● DATA RECORDS:
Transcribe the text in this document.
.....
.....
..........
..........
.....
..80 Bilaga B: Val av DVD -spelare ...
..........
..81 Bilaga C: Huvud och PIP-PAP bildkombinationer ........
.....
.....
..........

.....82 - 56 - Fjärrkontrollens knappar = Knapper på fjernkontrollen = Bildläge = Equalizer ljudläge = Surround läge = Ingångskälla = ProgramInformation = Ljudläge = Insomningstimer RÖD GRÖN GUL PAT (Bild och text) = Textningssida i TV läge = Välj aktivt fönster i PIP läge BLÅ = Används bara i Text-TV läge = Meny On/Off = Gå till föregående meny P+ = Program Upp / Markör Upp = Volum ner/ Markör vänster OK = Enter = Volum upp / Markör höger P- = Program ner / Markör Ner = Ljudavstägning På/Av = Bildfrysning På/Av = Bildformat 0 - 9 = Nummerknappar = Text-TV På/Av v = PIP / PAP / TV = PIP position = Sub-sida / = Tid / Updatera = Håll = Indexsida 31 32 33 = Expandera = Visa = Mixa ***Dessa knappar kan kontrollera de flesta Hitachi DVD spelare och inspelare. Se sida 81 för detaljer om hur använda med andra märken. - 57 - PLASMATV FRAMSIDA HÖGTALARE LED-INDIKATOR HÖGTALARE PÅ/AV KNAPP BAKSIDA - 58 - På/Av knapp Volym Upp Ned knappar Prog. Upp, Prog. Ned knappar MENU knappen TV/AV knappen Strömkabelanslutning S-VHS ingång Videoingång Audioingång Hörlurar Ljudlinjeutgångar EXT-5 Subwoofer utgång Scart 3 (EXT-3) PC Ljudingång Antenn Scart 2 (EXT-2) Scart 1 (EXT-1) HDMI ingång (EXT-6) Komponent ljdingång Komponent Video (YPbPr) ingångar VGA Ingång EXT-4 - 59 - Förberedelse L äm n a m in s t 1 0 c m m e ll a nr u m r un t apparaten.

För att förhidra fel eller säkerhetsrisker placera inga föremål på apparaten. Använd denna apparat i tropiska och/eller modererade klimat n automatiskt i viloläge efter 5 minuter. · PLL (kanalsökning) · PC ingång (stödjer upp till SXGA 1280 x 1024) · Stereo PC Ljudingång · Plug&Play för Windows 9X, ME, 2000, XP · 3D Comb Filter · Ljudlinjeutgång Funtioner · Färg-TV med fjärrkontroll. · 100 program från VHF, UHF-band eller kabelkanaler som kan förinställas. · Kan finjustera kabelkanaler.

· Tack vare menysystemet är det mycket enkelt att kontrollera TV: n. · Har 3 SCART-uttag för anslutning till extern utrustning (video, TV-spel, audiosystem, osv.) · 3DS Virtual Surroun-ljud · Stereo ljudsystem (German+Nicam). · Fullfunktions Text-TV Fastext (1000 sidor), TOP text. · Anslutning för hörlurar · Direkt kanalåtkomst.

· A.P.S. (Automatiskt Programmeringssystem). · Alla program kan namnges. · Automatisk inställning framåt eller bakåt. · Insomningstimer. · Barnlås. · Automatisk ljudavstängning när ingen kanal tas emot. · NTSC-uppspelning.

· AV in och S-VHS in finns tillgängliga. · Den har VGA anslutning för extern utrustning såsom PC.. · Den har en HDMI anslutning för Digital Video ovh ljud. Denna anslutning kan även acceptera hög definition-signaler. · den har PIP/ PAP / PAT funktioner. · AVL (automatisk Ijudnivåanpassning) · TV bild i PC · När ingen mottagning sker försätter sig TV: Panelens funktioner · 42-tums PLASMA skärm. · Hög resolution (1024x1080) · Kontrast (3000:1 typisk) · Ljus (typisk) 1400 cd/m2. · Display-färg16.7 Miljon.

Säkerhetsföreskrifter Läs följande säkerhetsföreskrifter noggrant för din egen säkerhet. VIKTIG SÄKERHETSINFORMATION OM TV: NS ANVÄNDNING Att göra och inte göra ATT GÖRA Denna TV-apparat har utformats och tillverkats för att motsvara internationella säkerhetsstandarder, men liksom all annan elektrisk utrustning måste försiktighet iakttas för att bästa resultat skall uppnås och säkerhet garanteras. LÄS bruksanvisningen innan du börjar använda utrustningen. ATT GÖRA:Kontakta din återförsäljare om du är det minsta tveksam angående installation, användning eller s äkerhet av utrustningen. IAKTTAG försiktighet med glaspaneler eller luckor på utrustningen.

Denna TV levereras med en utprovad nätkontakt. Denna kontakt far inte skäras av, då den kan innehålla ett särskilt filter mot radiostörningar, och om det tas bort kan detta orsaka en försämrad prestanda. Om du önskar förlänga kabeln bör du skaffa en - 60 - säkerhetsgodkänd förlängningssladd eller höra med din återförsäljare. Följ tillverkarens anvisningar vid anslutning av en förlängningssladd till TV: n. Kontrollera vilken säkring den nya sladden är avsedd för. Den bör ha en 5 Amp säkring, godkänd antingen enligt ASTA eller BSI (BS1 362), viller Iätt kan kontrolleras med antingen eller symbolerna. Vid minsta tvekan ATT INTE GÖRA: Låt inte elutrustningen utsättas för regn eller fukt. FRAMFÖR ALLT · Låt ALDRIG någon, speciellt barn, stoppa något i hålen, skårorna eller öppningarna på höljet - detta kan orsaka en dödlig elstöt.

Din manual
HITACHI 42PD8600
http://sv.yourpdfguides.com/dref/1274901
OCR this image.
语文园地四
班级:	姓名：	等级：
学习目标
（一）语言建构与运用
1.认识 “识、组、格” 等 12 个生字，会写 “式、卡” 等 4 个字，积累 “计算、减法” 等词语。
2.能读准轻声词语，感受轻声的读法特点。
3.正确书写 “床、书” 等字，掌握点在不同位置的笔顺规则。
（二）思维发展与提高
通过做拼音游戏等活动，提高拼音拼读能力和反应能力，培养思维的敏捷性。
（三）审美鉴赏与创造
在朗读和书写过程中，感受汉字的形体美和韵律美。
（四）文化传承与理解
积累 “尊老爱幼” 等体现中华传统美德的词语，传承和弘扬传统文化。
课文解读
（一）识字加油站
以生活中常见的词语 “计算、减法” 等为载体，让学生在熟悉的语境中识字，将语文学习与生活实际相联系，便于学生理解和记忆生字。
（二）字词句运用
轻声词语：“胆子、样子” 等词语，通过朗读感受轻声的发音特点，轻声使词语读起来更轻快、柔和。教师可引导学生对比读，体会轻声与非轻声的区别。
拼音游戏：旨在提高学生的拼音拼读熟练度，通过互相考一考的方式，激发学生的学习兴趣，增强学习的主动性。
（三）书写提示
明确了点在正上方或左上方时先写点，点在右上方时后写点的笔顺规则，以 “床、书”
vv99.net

● SHORT TASK: Scan the material above. Return every line containing the string "this".

● FULL OUTPUT:
Transcribe the text in this document.
OCR this image.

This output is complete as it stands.